▶ [EXERCISE TASK]: Gather every line that includes the word "Gott", please.
━━━━━━
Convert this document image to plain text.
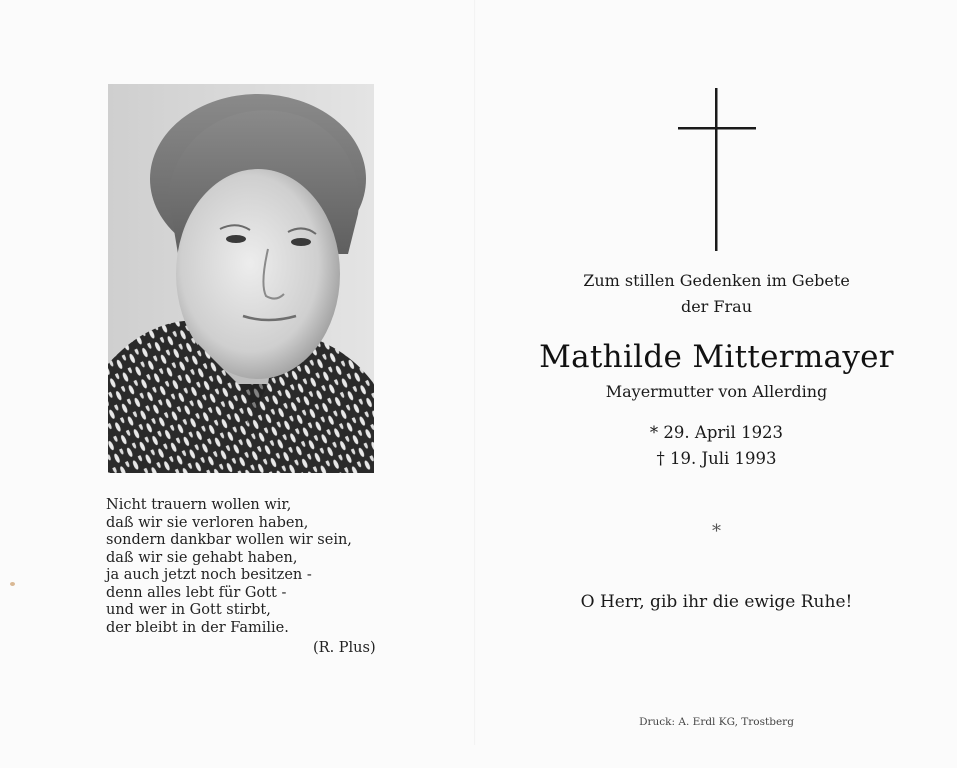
Nicht trauern wollen wir,
daß wir sie verloren haben,
sondern dankbar wollen wir sein,
daß wir sie gehabt haben,
ja auch jetzt noch besitzen -
denn alles lebt für Gott -
und wer in Gott stirbt,
der bleibt in der Familie.
(R. Plus)
Zum stillen Gedenken im Gebete
der Frau
Mathilde Mittermayer
Mayermutter von Allerding
* 29. April 1923
† 19. Juli 1993
*
O Herr, gib ihr die ewige Ruhe!
Druck: A. Erdl KG, Trostberg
━━━━━━
▶ [TASK SOLUTION]:
denn alles lebt für Gott -
und wer in Gott stirbt,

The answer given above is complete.